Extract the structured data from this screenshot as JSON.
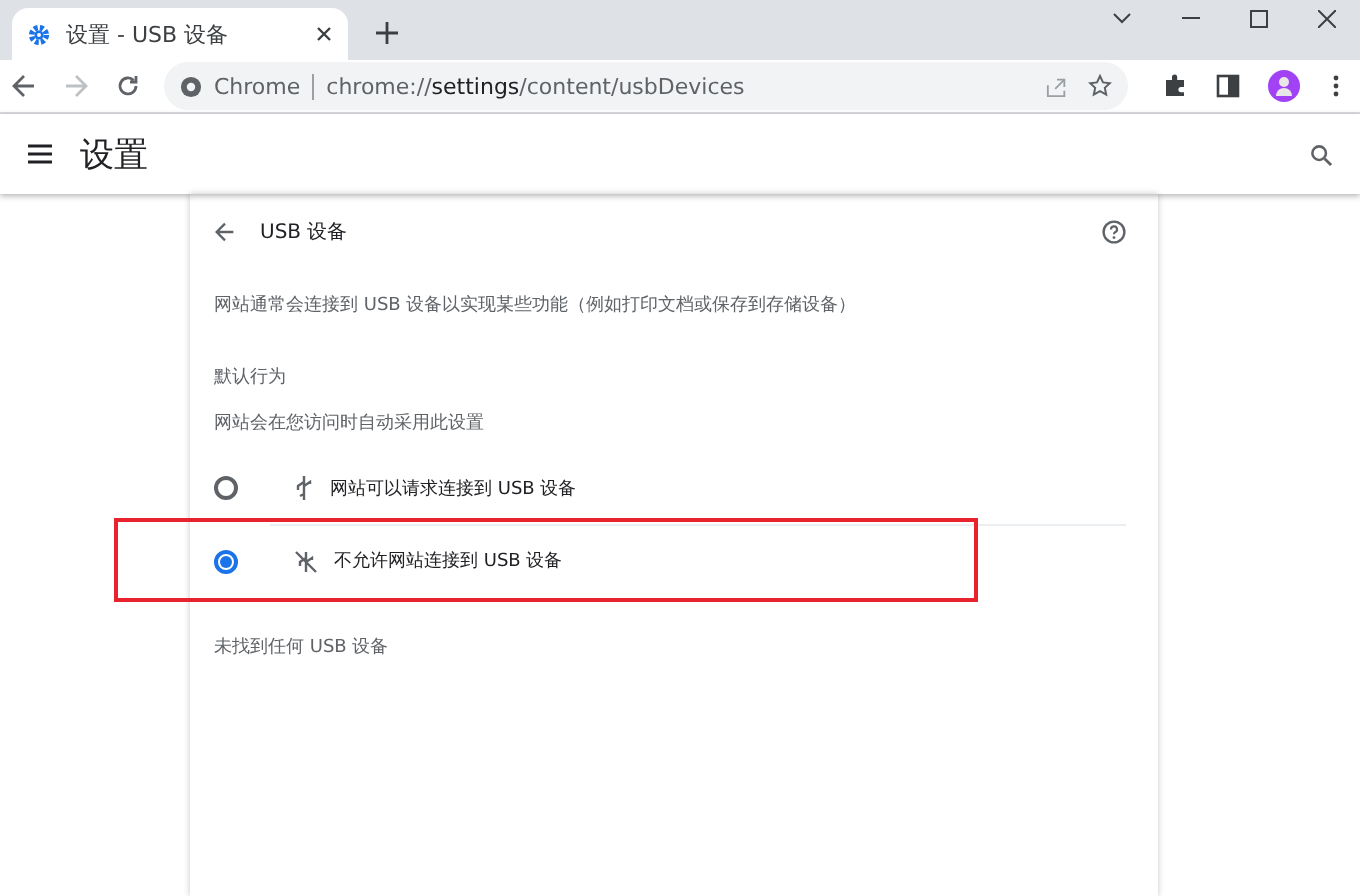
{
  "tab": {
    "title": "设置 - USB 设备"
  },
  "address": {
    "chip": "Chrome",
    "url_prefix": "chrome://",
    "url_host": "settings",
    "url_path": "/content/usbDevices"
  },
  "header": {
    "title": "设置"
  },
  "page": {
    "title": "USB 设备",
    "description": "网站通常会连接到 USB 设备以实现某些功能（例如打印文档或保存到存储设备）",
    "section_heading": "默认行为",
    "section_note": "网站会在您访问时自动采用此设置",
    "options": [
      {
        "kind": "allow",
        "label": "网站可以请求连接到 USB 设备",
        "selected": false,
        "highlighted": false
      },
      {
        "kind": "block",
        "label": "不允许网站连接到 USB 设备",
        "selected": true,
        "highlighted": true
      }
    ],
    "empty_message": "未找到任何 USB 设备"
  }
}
* * *
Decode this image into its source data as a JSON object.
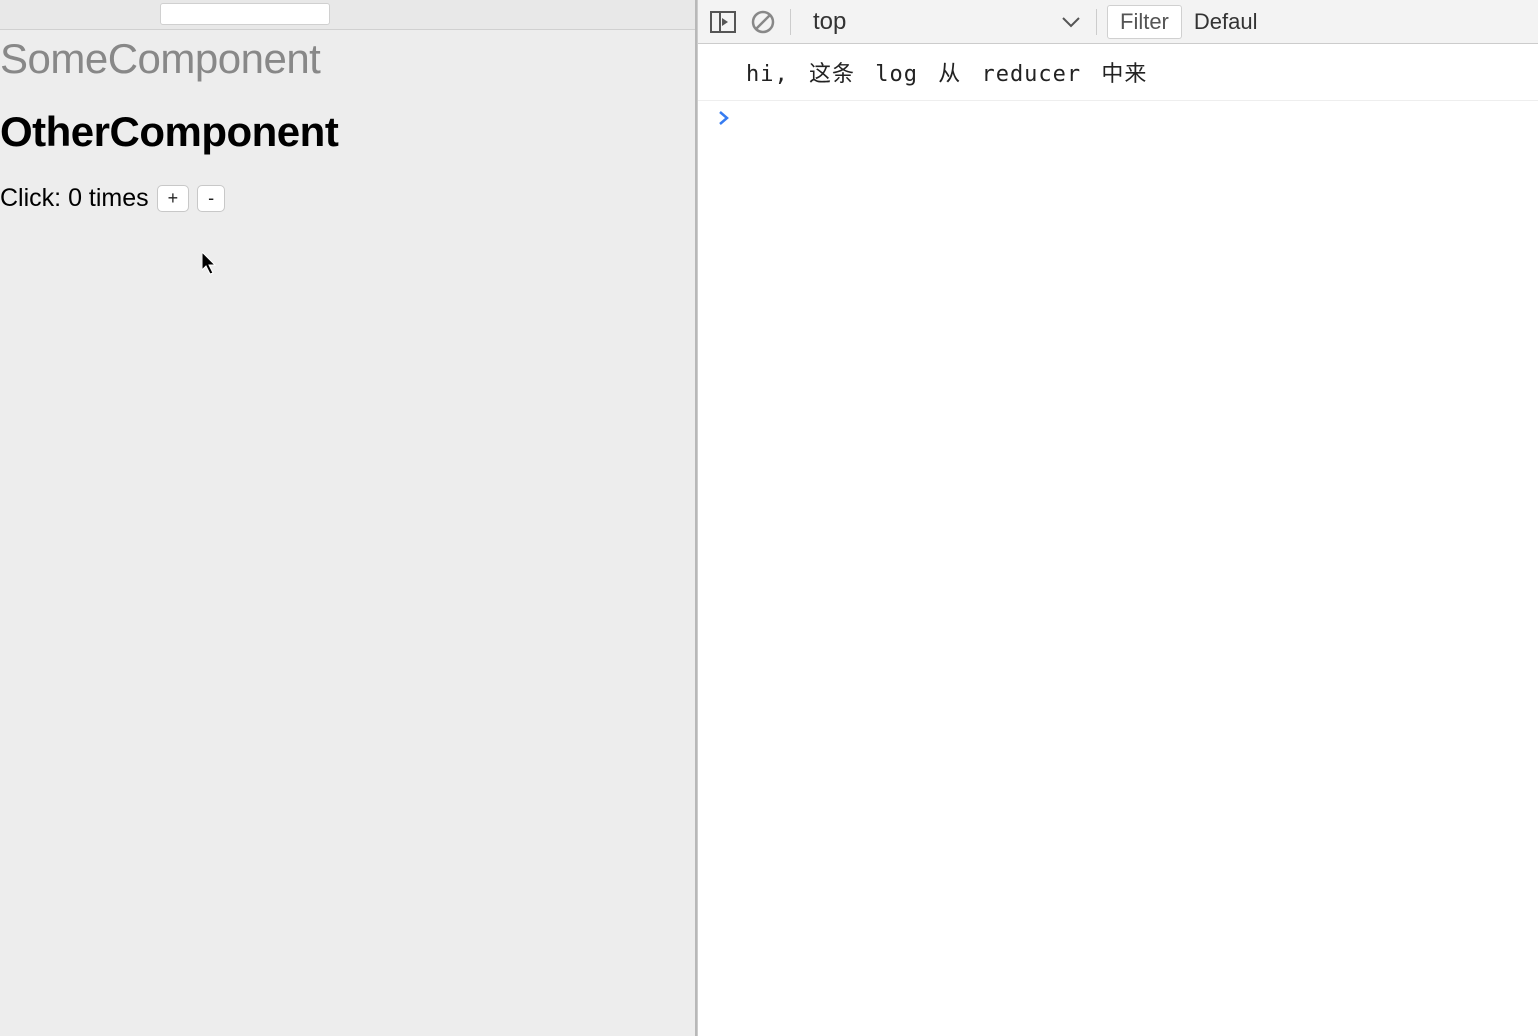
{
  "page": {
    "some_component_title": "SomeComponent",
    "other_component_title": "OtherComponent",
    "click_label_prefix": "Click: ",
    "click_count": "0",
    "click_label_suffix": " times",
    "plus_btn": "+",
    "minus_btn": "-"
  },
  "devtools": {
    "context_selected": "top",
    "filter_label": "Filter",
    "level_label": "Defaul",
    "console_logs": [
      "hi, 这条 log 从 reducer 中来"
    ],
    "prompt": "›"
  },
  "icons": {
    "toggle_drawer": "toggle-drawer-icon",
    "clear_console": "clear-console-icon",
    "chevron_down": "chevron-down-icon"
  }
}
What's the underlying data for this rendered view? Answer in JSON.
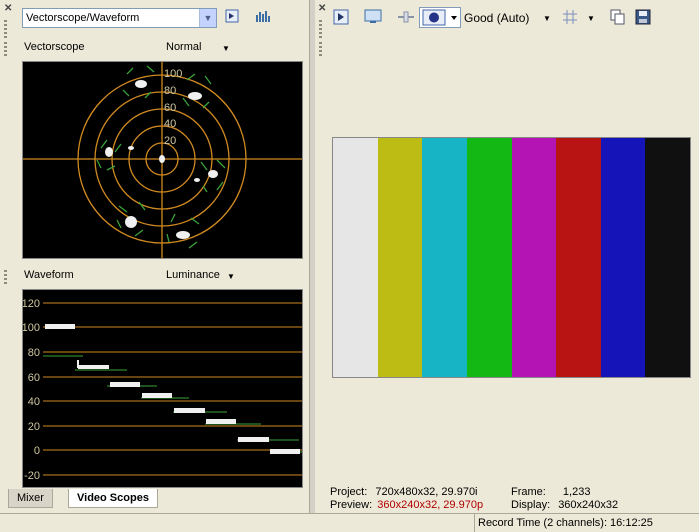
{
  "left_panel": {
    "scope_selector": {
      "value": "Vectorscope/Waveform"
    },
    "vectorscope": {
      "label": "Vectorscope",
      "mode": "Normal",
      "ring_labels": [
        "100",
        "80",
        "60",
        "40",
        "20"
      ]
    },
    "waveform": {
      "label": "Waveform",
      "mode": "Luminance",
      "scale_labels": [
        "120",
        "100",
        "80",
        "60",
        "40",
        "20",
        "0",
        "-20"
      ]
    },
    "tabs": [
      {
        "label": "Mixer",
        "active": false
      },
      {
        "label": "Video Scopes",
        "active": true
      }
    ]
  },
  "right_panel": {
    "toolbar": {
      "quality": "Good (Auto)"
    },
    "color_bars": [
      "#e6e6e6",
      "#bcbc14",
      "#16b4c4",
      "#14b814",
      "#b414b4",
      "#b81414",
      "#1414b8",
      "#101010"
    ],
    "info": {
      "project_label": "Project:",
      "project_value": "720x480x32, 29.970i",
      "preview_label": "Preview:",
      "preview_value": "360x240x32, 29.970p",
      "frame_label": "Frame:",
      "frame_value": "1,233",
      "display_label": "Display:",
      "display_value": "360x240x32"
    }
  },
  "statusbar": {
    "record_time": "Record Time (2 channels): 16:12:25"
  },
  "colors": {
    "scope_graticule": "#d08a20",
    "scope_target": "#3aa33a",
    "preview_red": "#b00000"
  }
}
* * *
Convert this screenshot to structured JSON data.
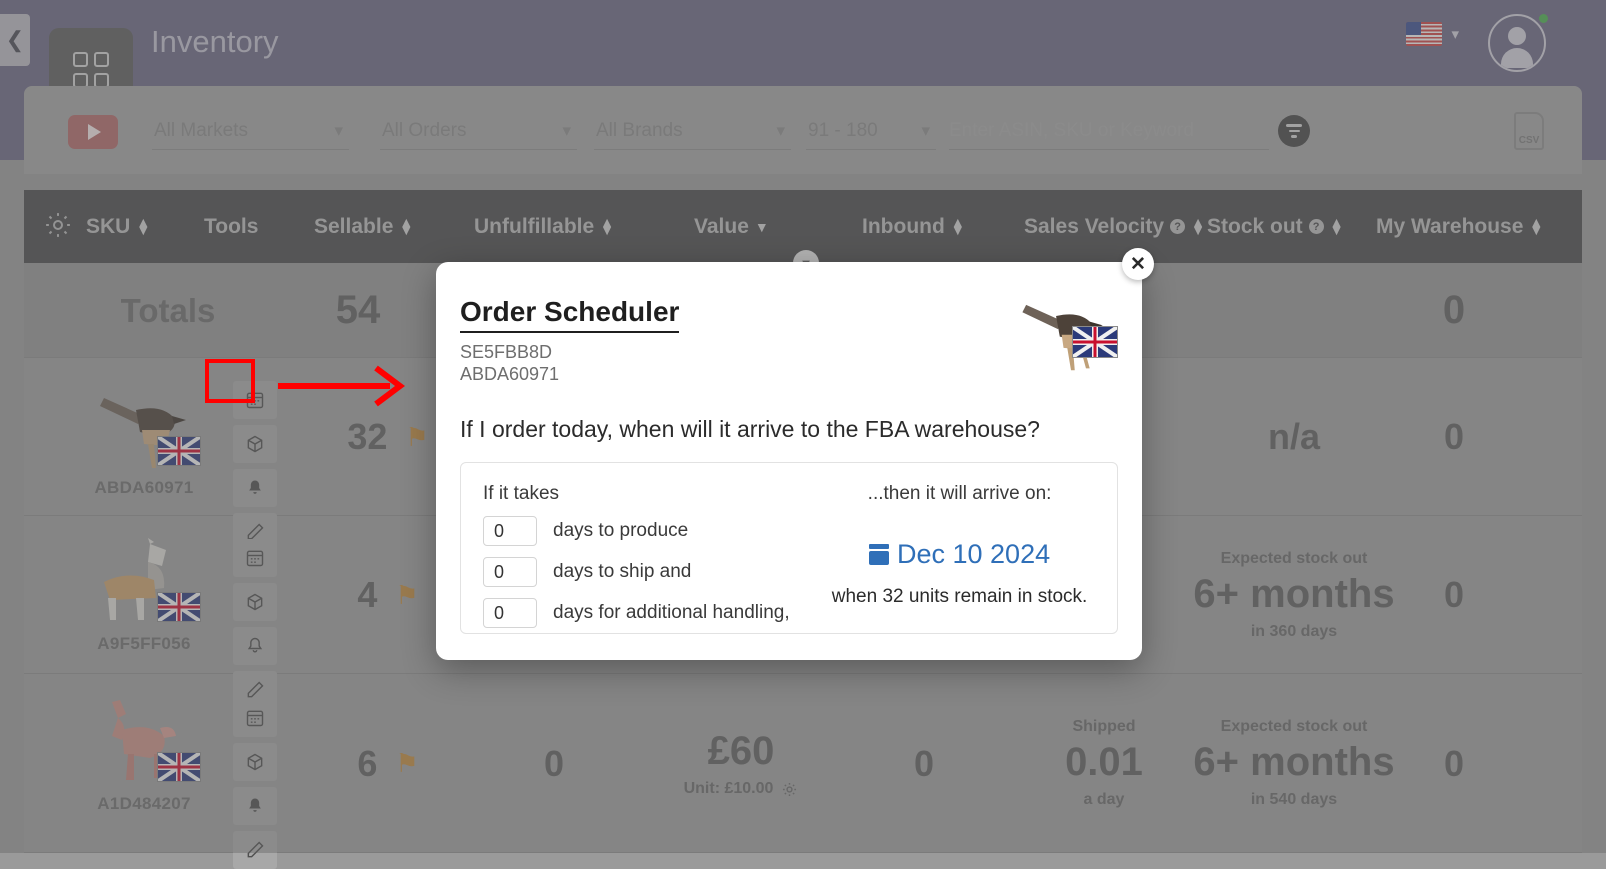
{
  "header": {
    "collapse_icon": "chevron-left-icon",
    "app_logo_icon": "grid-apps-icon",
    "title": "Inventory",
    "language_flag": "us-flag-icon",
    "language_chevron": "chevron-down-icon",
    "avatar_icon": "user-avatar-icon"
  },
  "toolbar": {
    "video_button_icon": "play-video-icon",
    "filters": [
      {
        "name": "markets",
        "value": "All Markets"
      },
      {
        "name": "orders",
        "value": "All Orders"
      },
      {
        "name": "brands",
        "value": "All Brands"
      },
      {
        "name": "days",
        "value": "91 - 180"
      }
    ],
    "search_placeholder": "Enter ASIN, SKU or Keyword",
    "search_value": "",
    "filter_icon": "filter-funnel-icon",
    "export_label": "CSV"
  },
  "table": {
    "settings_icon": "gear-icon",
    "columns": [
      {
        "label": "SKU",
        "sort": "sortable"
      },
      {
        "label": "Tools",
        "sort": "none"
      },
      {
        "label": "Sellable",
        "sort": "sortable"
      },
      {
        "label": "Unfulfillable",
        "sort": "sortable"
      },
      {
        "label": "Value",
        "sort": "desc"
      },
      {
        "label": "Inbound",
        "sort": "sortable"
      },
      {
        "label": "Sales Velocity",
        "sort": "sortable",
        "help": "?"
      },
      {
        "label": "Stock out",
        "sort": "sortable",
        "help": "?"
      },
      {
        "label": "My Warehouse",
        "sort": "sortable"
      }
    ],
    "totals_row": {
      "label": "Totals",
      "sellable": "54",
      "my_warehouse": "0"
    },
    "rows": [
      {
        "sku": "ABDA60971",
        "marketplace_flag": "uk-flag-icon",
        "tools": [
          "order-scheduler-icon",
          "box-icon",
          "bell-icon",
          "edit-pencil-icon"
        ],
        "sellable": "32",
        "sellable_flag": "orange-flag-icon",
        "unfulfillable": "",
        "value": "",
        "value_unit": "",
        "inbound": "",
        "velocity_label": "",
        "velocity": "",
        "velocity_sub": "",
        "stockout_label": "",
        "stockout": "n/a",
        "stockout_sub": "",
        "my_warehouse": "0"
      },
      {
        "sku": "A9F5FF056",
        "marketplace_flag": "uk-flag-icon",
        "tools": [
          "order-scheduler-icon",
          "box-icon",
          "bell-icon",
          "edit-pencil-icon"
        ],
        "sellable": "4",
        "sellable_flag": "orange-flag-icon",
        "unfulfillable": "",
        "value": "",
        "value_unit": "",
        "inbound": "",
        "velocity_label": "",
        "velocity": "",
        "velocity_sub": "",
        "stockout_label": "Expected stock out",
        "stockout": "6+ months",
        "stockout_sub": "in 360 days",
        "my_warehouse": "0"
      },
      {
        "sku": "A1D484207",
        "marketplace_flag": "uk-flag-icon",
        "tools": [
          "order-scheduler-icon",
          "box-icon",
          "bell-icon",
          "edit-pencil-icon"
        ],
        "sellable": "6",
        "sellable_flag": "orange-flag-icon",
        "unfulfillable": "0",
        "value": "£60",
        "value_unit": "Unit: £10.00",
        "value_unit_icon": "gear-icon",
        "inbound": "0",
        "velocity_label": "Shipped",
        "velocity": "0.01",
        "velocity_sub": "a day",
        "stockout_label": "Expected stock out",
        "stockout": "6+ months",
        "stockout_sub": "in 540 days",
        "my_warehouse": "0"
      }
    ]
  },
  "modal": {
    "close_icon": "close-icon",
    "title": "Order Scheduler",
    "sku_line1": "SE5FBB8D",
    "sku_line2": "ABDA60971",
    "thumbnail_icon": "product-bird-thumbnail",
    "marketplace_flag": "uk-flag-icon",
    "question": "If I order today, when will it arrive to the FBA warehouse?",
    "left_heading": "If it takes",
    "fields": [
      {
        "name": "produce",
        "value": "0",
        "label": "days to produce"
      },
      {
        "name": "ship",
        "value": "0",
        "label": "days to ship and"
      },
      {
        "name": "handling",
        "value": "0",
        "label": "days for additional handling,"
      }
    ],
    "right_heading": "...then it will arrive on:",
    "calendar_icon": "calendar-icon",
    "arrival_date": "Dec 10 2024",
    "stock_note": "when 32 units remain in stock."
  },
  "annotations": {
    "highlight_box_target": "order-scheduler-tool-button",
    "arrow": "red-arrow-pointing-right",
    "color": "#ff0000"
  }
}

### WHAT IS ASKED
Using the entries above, return each line that includes the word "down".

### RESULT FOR THIS EXERCISE
    "chevron_down": "chevron-down-icon"
    "language_chevron": "chevron-down-icon",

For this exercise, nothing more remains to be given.